(Extracted records)
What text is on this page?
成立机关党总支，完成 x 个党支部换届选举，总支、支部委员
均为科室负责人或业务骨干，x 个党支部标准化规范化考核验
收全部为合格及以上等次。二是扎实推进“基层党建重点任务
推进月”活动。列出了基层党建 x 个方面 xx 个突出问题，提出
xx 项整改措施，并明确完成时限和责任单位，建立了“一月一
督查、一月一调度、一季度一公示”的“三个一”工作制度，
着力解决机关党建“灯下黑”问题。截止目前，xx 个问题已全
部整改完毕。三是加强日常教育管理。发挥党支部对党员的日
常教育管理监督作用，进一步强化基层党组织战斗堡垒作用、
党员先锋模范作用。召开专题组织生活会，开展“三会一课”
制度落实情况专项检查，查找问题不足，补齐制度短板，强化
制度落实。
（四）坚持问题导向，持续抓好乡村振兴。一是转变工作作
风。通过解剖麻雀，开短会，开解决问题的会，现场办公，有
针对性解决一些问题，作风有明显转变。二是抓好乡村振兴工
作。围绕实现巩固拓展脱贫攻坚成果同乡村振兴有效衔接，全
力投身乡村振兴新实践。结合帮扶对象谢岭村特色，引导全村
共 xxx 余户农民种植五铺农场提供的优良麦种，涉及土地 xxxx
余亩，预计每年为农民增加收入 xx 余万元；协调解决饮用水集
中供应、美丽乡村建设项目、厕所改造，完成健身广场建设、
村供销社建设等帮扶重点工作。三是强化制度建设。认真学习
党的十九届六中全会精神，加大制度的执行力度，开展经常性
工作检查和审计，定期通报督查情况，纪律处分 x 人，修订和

* **EXERCISE INSTRUCTIONS**: Restate the whole listing exactly, leaving out nothing.

* **PROBLEM SOLUTION**:
What text is on this page?
成立机关党总支，完成 x 个党支部换届选举，总支、支部委员
均为科室负责人或业务骨干，x 个党支部标准化规范化考核验
收全部为合格及以上等次。二是扎实推进“基层党建重点任务
推进月”活动。列出了基层党建 x 个方面 xx 个突出问题，提出
xx 项整改措施，并明确完成时限和责任单位，建立了“一月一
督查、一月一调度、一季度一公示”的“三个一”工作制度，
着力解决机关党建“灯下黑”问题。截止目前，xx 个问题已全
部整改完毕。三是加强日常教育管理。发挥党支部对党员的日
常教育管理监督作用，进一步强化基层党组织战斗堡垒作用、
党员先锋模范作用。召开专题组织生活会，开展“三会一课”
制度落实情况专项检查，查找问题不足，补齐制度短板，强化
制度落实。
（四）坚持问题导向，持续抓好乡村振兴。一是转变工作作
风。通过解剖麻雀，开短会，开解决问题的会，现场办公，有
针对性解决一些问题，作风有明显转变。二是抓好乡村振兴工
作。围绕实现巩固拓展脱贫攻坚成果同乡村振兴有效衔接，全
力投身乡村振兴新实践。结合帮扶对象谢岭村特色，引导全村
共 xxx 余户农民种植五铺农场提供的优良麦种，涉及土地 xxxx
余亩，预计每年为农民增加收入 xx 余万元；协调解决饮用水集
中供应、美丽乡村建设项目、厕所改造，完成健身广场建设、
村供销社建设等帮扶重点工作。三是强化制度建设。认真学习
党的十九届六中全会精神，加大制度的执行力度，开展经常性
工作检查和审计，定期通报督查情况，纪律处分 x 人，修订和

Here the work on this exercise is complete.